**GOAL**
Your task is to extract every line from the material below exactly.

**RECORDS TO USE**

┌──

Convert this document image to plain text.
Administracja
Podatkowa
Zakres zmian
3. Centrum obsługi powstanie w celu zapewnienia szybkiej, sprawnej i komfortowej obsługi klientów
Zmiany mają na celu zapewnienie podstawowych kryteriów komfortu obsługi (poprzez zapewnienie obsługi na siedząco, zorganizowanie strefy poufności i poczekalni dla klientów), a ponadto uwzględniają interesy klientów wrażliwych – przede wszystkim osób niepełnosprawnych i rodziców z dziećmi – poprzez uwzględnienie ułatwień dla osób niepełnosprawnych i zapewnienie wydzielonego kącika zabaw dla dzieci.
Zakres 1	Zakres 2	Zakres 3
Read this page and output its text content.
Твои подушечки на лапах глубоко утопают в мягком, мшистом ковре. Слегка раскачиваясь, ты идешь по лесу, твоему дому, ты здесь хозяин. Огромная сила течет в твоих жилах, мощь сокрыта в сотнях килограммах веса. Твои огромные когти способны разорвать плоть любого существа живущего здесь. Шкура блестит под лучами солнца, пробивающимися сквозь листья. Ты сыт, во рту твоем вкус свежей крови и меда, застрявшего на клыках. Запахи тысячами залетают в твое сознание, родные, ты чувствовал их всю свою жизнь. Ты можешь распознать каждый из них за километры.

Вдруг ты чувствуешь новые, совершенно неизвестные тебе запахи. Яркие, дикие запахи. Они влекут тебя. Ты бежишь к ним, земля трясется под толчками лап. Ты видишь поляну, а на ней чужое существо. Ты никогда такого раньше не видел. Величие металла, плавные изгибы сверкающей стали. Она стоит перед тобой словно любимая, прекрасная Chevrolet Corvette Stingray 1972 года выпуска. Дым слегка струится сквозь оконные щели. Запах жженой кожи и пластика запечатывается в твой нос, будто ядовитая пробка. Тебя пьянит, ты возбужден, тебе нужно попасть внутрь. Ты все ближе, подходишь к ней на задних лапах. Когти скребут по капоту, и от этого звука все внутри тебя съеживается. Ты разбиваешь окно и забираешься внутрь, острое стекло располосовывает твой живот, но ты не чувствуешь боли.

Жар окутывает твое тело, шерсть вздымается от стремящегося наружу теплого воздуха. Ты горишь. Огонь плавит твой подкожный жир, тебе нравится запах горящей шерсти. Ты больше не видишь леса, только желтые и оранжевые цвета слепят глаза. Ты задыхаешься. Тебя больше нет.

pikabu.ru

└──

**RESULT OF THE TASK**
Convert this document image to plain text.
Administracja
Podatkowa
Zakres zmian
3. Centrum obsługi powstanie w celu zapewnienia szybkiej, sprawnej i komfortowej obsługi klientów
Zmiany mają na celu zapewnienie podstawowych kryteriów komfortu obsługi (poprzez zapewnienie obsługi na siedząco, zorganizowanie strefy poufności i poczekalni dla klientów), a ponadto uwzględniają interesy klientów wrażliwych – przede wszystkim osób niepełnosprawnych i rodziców z dziećmi – poprzez uwzględnienie ułatwień dla osób niepełnosprawnych i zapewnienie wydzielonego kącika zabaw dla dzieci.
Zakres 1	Zakres 2	Zakres 3
Read this page and output its text content.
Твои подушечки на лапах глубоко утопают в мягком, мшистом ковре. Слегка раскачиваясь, ты идешь по лесу, твоему дому, ты здесь хозяин. Огромная сила течет в твоих жилах, мощь сокрыта в сотнях килограммах веса. Твои огромные когти способны разорвать плоть любого существа живущего здесь. Шкура блестит под лучами солнца, пробивающимися сквозь листья. Ты сыт, во рту твоем вкус свежей крови и меда, застрявшего на клыках. Запахи тысячами залетают в твое сознание, родные, ты чувствовал их всю свою жизнь. Ты можешь распознать каждый из них за километры.

Вдруг ты чувствуешь новые, совершенно неизвестные тебе запахи. Яркие, дикие запахи. Они влекут тебя. Ты бежишь к ним, земля трясется под толчками лап. Ты видишь поляну, а на ней чужое существо. Ты никогда такого раньше не видел. Величие металла, плавные изгибы сверкающей стали. Она стоит перед тобой словно любимая, прекрасная Chevrolet Corvette Stingray 1972 года выпуска. Дым слегка струится сквозь оконные щели. Запах жженой кожи и пластика запечатывается в твой нос, будто ядовитая пробка. Тебя пьянит, ты возбужден, тебе нужно попасть внутрь. Ты все ближе, подходишь к ней на задних лапах. Когти скребут по капоту, и от этого звука все внутри тебя съеживается. Ты разбиваешь окно и забираешься внутрь, острое стекло располосовывает твой живот, но ты не чувствуешь боли.

Жар окутывает твое тело, шерсть вздымается от стремящегося наружу теплого воздуха. Ты горишь. Огонь плавит твой подкожный жир, тебе нравится запах горящей шерсти. Ты больше не видишь леса, только желтые и оранжевые цвета слепят глаза. Ты задыхаешься. Тебя больше нет.

pikabu.ru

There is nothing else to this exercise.